----- Material shown -----

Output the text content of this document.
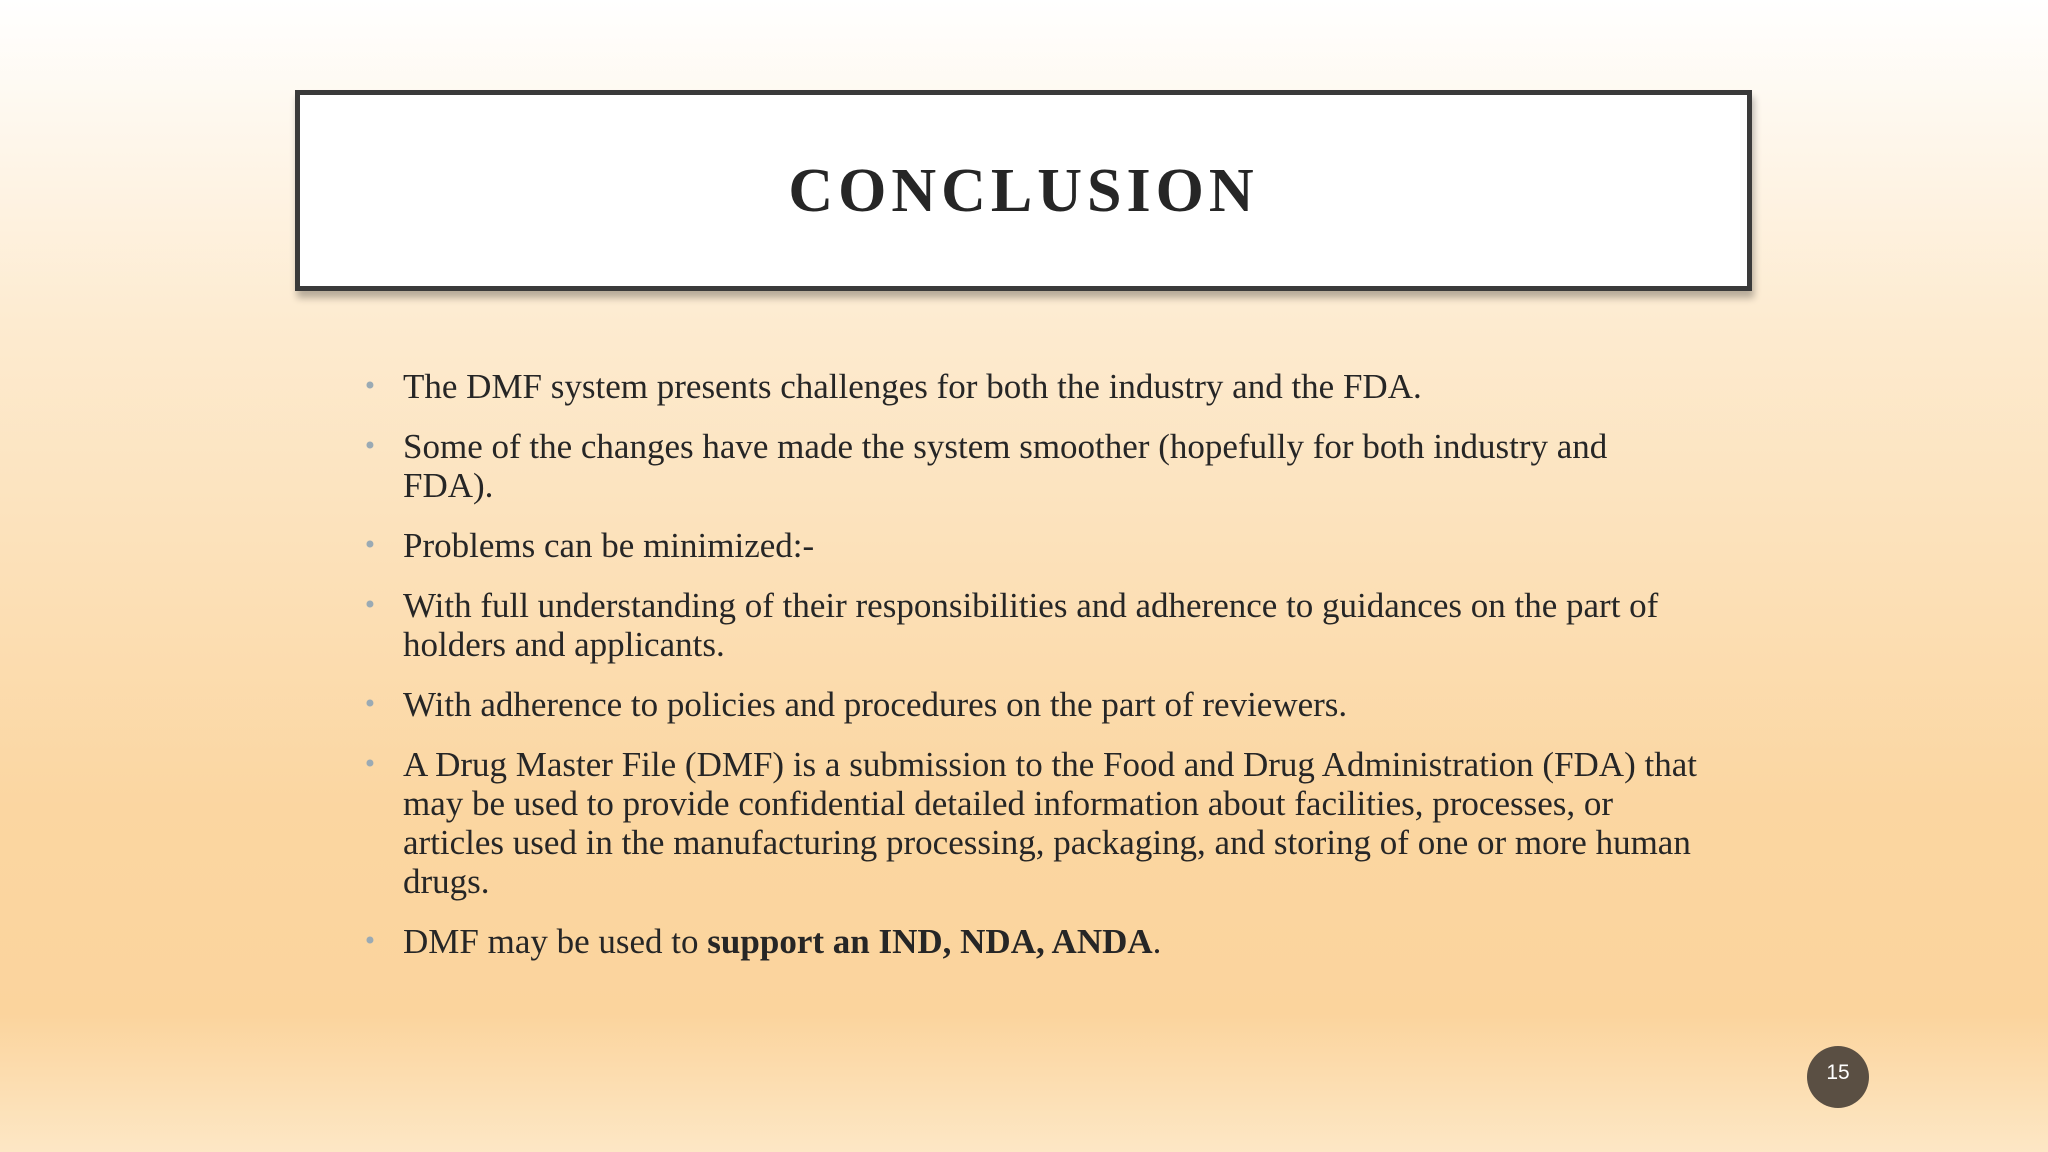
CONCLUSION
• The DMF system presents challenges for both the industry and the FDA.
• Some of the changes have made the system smoother (hopefully for both industry and FDA).
• Problems can be minimized:-
• With full understanding of their responsibilities and adherence to guidances on the part of holders and applicants.
• With adherence to policies and procedures on the part of reviewers.
• A Drug Master File (DMF) is a submission to the Food and Drug Administration (FDA) that may be used to provide confidential detailed information about facilities, processes, or articles used in the manufacturing processing, packaging, and storing of one or more human drugs.
• DMF may be used to support an IND, NDA, ANDA.
15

-----

### Exercise prompt
Leave out the pictures and transcribe everything else exactly.

### Finished exercise
Output the text content of this document.
CONCLUSION
• The DMF system presents challenges for both the industry and the FDA.
• Some of the changes have made the system smoother (hopefully for both industry and FDA).
• Problems can be minimized:-
• With full understanding of their responsibilities and adherence to guidances on the part of holders and applicants.
• With adherence to policies and procedures on the part of reviewers.
• A Drug Master File (DMF) is a submission to the Food and Drug Administration (FDA) that may be used to provide confidential detailed information about facilities, processes, or articles used in the manufacturing processing, packaging, and storing of one or more human drugs.
• DMF may be used to support an IND, NDA, ANDA.
15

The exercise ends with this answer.